Data for this task →

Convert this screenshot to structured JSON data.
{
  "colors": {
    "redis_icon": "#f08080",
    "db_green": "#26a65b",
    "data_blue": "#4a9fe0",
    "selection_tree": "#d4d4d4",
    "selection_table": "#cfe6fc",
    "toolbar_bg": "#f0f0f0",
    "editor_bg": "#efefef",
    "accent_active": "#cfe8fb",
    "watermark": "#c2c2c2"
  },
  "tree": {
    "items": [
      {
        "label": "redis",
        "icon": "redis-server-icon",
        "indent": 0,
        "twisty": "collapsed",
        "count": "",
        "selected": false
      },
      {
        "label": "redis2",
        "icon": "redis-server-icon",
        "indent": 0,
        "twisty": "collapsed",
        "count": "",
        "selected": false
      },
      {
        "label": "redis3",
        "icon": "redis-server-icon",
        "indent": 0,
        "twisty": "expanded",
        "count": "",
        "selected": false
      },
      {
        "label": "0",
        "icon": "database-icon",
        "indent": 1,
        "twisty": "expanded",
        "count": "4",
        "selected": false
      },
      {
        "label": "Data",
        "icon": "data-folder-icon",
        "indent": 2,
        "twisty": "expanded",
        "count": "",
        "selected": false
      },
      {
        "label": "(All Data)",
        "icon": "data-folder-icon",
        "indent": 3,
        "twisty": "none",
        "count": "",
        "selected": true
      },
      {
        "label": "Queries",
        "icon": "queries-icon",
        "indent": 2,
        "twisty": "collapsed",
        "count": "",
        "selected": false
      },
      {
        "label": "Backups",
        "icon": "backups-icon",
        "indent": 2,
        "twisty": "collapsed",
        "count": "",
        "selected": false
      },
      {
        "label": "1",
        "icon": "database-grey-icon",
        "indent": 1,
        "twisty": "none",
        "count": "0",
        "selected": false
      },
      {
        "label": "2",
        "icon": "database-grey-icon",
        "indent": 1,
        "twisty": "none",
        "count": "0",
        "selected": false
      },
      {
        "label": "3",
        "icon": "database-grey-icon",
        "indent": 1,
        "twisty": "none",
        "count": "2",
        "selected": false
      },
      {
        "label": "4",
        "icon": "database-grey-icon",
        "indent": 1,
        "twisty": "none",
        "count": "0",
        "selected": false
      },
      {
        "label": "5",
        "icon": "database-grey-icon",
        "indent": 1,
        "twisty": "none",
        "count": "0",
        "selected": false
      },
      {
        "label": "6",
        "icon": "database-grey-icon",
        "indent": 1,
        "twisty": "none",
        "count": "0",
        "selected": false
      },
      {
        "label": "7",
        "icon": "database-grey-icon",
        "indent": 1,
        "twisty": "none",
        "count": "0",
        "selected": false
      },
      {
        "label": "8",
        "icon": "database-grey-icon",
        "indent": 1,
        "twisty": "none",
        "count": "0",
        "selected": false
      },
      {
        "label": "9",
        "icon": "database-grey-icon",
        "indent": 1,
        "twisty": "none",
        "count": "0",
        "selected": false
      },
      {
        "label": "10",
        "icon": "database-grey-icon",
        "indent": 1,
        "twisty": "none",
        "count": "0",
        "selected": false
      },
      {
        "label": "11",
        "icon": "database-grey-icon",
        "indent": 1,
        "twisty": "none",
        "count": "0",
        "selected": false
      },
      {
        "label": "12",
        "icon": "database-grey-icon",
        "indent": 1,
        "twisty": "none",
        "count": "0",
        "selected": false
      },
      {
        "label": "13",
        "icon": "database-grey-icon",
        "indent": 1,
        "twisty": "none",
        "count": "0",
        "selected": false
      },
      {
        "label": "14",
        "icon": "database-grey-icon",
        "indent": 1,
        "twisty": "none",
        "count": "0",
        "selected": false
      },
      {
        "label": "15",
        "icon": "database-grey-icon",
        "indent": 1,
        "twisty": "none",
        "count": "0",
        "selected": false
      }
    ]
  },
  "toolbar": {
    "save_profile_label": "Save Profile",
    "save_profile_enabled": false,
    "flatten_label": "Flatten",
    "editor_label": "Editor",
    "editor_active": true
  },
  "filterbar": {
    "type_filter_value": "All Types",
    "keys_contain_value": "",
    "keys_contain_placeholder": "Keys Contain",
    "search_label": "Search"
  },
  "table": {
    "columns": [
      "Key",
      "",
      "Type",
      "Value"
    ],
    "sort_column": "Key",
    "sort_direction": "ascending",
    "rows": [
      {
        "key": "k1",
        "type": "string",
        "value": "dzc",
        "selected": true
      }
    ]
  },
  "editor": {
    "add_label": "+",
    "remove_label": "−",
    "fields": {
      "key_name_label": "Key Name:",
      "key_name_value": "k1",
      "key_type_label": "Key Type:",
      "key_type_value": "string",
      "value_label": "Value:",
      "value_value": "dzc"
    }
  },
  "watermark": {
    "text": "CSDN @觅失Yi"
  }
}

Your instructions →
Print out all the entries precisely as written.

Solution for this task →
Convert this screenshot to structured JSON data.
{
  "colors": {
    "redis_icon": "#f08080",
    "db_green": "#26a65b",
    "data_blue": "#4a9fe0",
    "selection_tree": "#d4d4d4",
    "selection_table": "#cfe6fc",
    "toolbar_bg": "#f0f0f0",
    "editor_bg": "#efefef",
    "accent_active": "#cfe8fb",
    "watermark": "#c2c2c2"
  },
  "tree": {
    "items": [
      {
        "label": "redis",
        "icon": "redis-server-icon",
        "indent": 0,
        "twisty": "collapsed",
        "count": "",
        "selected": false
      },
      {
        "label": "redis2",
        "icon": "redis-server-icon",
        "indent": 0,
        "twisty": "collapsed",
        "count": "",
        "selected": false
      },
      {
        "label": "redis3",
        "icon": "redis-server-icon",
        "indent": 0,
        "twisty": "expanded",
        "count": "",
        "selected": false
      },
      {
        "label": "0",
        "icon": "database-icon",
        "indent": 1,
        "twisty": "expanded",
        "count": "4",
        "selected": false
      },
      {
        "label": "Data",
        "icon": "data-folder-icon",
        "indent": 2,
        "twisty": "expanded",
        "count": "",
        "selected": false
      },
      {
        "label": "(All Data)",
        "icon": "data-folder-icon",
        "indent": 3,
        "twisty": "none",
        "count": "",
        "selected": true
      },
      {
        "label": "Queries",
        "icon": "queries-icon",
        "indent": 2,
        "twisty": "collapsed",
        "count": "",
        "selected": false
      },
      {
        "label": "Backups",
        "icon": "backups-icon",
        "indent": 2,
        "twisty": "collapsed",
        "count": "",
        "selected": false
      },
      {
        "label": "1",
        "icon": "database-grey-icon",
        "indent": 1,
        "twisty": "none",
        "count": "0",
        "selected": false
      },
      {
        "label": "2",
        "icon": "database-grey-icon",
        "indent": 1,
        "twisty": "none",
        "count": "0",
        "selected": false
      },
      {
        "label": "3",
        "icon": "database-grey-icon",
        "indent": 1,
        "twisty": "none",
        "count": "2",
        "selected": false
      },
      {
        "label": "4",
        "icon": "database-grey-icon",
        "indent": 1,
        "twisty": "none",
        "count": "0",
        "selected": false
      },
      {
        "label": "5",
        "icon": "database-grey-icon",
        "indent": 1,
        "twisty": "none",
        "count": "0",
        "selected": false
      },
      {
        "label": "6",
        "icon": "database-grey-icon",
        "indent": 1,
        "twisty": "none",
        "count": "0",
        "selected": false
      },
      {
        "label": "7",
        "icon": "database-grey-icon",
        "indent": 1,
        "twisty": "none",
        "count": "0",
        "selected": false
      },
      {
        "label": "8",
        "icon": "database-grey-icon",
        "indent": 1,
        "twisty": "none",
        "count": "0",
        "selected": false
      },
      {
        "label": "9",
        "icon": "database-grey-icon",
        "indent": 1,
        "twisty": "none",
        "count": "0",
        "selected": false
      },
      {
        "label": "10",
        "icon": "database-grey-icon",
        "indent": 1,
        "twisty": "none",
        "count": "0",
        "selected": false
      },
      {
        "label": "11",
        "icon": "database-grey-icon",
        "indent": 1,
        "twisty": "none",
        "count": "0",
        "selected": false
      },
      {
        "label": "12",
        "icon": "database-grey-icon",
        "indent": 1,
        "twisty": "none",
        "count": "0",
        "selected": false
      },
      {
        "label": "13",
        "icon": "database-grey-icon",
        "indent": 1,
        "twisty": "none",
        "count": "0",
        "selected": false
      },
      {
        "label": "14",
        "icon": "database-grey-icon",
        "indent": 1,
        "twisty": "none",
        "count": "0",
        "selected": false
      },
      {
        "label": "15",
        "icon": "database-grey-icon",
        "indent": 1,
        "twisty": "none",
        "count": "0",
        "selected": false
      }
    ]
  },
  "toolbar": {
    "save_profile_label": "Save Profile",
    "save_profile_enabled": false,
    "flatten_label": "Flatten",
    "editor_label": "Editor",
    "editor_active": true
  },
  "filterbar": {
    "type_filter_value": "All Types",
    "keys_contain_value": "",
    "keys_contain_placeholder": "Keys Contain",
    "search_label": "Search"
  },
  "table": {
    "columns": [
      "Key",
      "",
      "Type",
      "Value"
    ],
    "sort_column": "Key",
    "sort_direction": "ascending",
    "rows": [
      {
        "key": "k1",
        "type": "string",
        "value": "dzc",
        "selected": true
      }
    ]
  },
  "editor": {
    "add_label": "+",
    "remove_label": "−",
    "fields": {
      "key_name_label": "Key Name:",
      "key_name_value": "k1",
      "key_type_label": "Key Type:",
      "key_type_value": "string",
      "value_label": "Value:",
      "value_value": "dzc"
    }
  },
  "watermark": {
    "text": "CSDN @觅失Yi"
  }
}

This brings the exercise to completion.